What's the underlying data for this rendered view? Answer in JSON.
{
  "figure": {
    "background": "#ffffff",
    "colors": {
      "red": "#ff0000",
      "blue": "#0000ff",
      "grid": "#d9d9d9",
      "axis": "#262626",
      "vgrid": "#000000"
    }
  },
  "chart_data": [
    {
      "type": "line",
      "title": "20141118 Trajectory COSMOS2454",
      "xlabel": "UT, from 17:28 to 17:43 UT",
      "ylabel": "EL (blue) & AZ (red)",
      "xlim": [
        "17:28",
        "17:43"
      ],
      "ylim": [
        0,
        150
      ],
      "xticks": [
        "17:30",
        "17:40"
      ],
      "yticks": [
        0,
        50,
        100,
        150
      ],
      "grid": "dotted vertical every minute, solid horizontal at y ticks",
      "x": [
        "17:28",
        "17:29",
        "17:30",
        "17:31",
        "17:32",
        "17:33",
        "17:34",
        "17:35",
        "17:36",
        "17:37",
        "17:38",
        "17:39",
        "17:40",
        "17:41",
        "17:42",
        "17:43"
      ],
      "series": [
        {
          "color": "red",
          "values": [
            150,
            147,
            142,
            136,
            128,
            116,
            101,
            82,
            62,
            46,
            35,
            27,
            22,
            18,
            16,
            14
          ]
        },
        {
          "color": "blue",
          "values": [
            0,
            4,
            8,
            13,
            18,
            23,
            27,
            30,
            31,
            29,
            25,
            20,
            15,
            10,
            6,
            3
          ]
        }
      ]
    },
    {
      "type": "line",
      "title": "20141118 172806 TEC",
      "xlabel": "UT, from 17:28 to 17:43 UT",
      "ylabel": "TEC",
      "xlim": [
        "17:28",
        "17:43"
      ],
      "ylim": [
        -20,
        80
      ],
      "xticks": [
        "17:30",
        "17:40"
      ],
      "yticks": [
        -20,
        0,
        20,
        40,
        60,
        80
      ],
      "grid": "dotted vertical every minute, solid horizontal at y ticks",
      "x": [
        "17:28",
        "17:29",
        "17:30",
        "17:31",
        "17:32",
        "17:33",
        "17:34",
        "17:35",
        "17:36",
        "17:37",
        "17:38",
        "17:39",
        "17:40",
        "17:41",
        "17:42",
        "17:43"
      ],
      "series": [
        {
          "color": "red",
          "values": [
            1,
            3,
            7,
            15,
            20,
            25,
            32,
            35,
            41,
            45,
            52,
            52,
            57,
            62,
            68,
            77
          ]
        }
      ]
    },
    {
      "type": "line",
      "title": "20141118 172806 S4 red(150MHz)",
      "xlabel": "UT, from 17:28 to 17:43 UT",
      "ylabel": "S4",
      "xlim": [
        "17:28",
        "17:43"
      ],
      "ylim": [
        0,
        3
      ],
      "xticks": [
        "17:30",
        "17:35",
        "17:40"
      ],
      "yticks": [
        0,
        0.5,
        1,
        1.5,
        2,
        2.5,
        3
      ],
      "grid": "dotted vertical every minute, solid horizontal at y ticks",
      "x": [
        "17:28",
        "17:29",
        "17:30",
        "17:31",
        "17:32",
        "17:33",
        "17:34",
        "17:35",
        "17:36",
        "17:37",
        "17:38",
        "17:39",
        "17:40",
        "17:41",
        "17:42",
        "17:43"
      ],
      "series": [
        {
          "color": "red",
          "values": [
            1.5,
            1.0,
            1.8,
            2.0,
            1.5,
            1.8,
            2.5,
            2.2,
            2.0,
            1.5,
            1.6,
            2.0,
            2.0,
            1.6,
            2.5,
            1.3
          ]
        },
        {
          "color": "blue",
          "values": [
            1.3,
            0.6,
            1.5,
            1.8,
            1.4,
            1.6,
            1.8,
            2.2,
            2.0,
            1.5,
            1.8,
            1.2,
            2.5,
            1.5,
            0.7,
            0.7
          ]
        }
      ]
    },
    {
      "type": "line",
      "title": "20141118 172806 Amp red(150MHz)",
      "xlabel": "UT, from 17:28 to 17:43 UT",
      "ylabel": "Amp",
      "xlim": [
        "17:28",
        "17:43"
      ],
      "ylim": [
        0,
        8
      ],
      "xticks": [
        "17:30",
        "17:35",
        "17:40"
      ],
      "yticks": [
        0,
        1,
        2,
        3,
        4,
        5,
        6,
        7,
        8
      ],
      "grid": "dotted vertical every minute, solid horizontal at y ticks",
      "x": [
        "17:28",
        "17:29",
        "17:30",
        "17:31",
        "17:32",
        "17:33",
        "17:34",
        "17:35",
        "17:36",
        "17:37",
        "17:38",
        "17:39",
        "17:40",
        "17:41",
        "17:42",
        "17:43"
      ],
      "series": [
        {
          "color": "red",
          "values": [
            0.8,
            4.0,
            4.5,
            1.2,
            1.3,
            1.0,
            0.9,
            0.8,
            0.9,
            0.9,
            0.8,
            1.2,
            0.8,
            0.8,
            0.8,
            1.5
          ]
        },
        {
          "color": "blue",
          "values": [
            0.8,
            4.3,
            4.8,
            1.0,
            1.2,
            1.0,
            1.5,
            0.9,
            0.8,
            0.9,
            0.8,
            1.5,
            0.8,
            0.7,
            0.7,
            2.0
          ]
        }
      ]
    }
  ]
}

====

[Exercise brief] Extract every entry in the listing word for word.

[Reply]
What's the underlying data for this rendered view? Answer in JSON.
{
  "figure": {
    "background": "#ffffff",
    "colors": {
      "red": "#ff0000",
      "blue": "#0000ff",
      "grid": "#d9d9d9",
      "axis": "#262626",
      "vgrid": "#000000"
    }
  },
  "chart_data": [
    {
      "type": "line",
      "title": "20141118 Trajectory COSMOS2454",
      "xlabel": "UT, from 17:28 to 17:43 UT",
      "ylabel": "EL (blue) & AZ (red)",
      "xlim": [
        "17:28",
        "17:43"
      ],
      "ylim": [
        0,
        150
      ],
      "xticks": [
        "17:30",
        "17:40"
      ],
      "yticks": [
        0,
        50,
        100,
        150
      ],
      "grid": "dotted vertical every minute, solid horizontal at y ticks",
      "x": [
        "17:28",
        "17:29",
        "17:30",
        "17:31",
        "17:32",
        "17:33",
        "17:34",
        "17:35",
        "17:36",
        "17:37",
        "17:38",
        "17:39",
        "17:40",
        "17:41",
        "17:42",
        "17:43"
      ],
      "series": [
        {
          "color": "red",
          "values": [
            150,
            147,
            142,
            136,
            128,
            116,
            101,
            82,
            62,
            46,
            35,
            27,
            22,
            18,
            16,
            14
          ]
        },
        {
          "color": "blue",
          "values": [
            0,
            4,
            8,
            13,
            18,
            23,
            27,
            30,
            31,
            29,
            25,
            20,
            15,
            10,
            6,
            3
          ]
        }
      ]
    },
    {
      "type": "line",
      "title": "20141118 172806 TEC",
      "xlabel": "UT, from 17:28 to 17:43 UT",
      "ylabel": "TEC",
      "xlim": [
        "17:28",
        "17:43"
      ],
      "ylim": [
        -20,
        80
      ],
      "xticks": [
        "17:30",
        "17:40"
      ],
      "yticks": [
        -20,
        0,
        20,
        40,
        60,
        80
      ],
      "grid": "dotted vertical every minute, solid horizontal at y ticks",
      "x": [
        "17:28",
        "17:29",
        "17:30",
        "17:31",
        "17:32",
        "17:33",
        "17:34",
        "17:35",
        "17:36",
        "17:37",
        "17:38",
        "17:39",
        "17:40",
        "17:41",
        "17:42",
        "17:43"
      ],
      "series": [
        {
          "color": "red",
          "values": [
            1,
            3,
            7,
            15,
            20,
            25,
            32,
            35,
            41,
            45,
            52,
            52,
            57,
            62,
            68,
            77
          ]
        }
      ]
    },
    {
      "type": "line",
      "title": "20141118 172806 S4 red(150MHz)",
      "xlabel": "UT, from 17:28 to 17:43 UT",
      "ylabel": "S4",
      "xlim": [
        "17:28",
        "17:43"
      ],
      "ylim": [
        0,
        3
      ],
      "xticks": [
        "17:30",
        "17:35",
        "17:40"
      ],
      "yticks": [
        0,
        0.5,
        1,
        1.5,
        2,
        2.5,
        3
      ],
      "grid": "dotted vertical every minute, solid horizontal at y ticks",
      "x": [
        "17:28",
        "17:29",
        "17:30",
        "17:31",
        "17:32",
        "17:33",
        "17:34",
        "17:35",
        "17:36",
        "17:37",
        "17:38",
        "17:39",
        "17:40",
        "17:41",
        "17:42",
        "17:43"
      ],
      "series": [
        {
          "color": "red",
          "values": [
            1.5,
            1.0,
            1.8,
            2.0,
            1.5,
            1.8,
            2.5,
            2.2,
            2.0,
            1.5,
            1.6,
            2.0,
            2.0,
            1.6,
            2.5,
            1.3
          ]
        },
        {
          "color": "blue",
          "values": [
            1.3,
            0.6,
            1.5,
            1.8,
            1.4,
            1.6,
            1.8,
            2.2,
            2.0,
            1.5,
            1.8,
            1.2,
            2.5,
            1.5,
            0.7,
            0.7
          ]
        }
      ]
    },
    {
      "type": "line",
      "title": "20141118 172806 Amp red(150MHz)",
      "xlabel": "UT, from 17:28 to 17:43 UT",
      "ylabel": "Amp",
      "xlim": [
        "17:28",
        "17:43"
      ],
      "ylim": [
        0,
        8
      ],
      "xticks": [
        "17:30",
        "17:35",
        "17:40"
      ],
      "yticks": [
        0,
        1,
        2,
        3,
        4,
        5,
        6,
        7,
        8
      ],
      "grid": "dotted vertical every minute, solid horizontal at y ticks",
      "x": [
        "17:28",
        "17:29",
        "17:30",
        "17:31",
        "17:32",
        "17:33",
        "17:34",
        "17:35",
        "17:36",
        "17:37",
        "17:38",
        "17:39",
        "17:40",
        "17:41",
        "17:42",
        "17:43"
      ],
      "series": [
        {
          "color": "red",
          "values": [
            0.8,
            4.0,
            4.5,
            1.2,
            1.3,
            1.0,
            0.9,
            0.8,
            0.9,
            0.9,
            0.8,
            1.2,
            0.8,
            0.8,
            0.8,
            1.5
          ]
        },
        {
          "color": "blue",
          "values": [
            0.8,
            4.3,
            4.8,
            1.0,
            1.2,
            1.0,
            1.5,
            0.9,
            0.8,
            0.9,
            0.8,
            1.5,
            0.8,
            0.7,
            0.7,
            2.0
          ]
        }
      ]
    }
  ]
}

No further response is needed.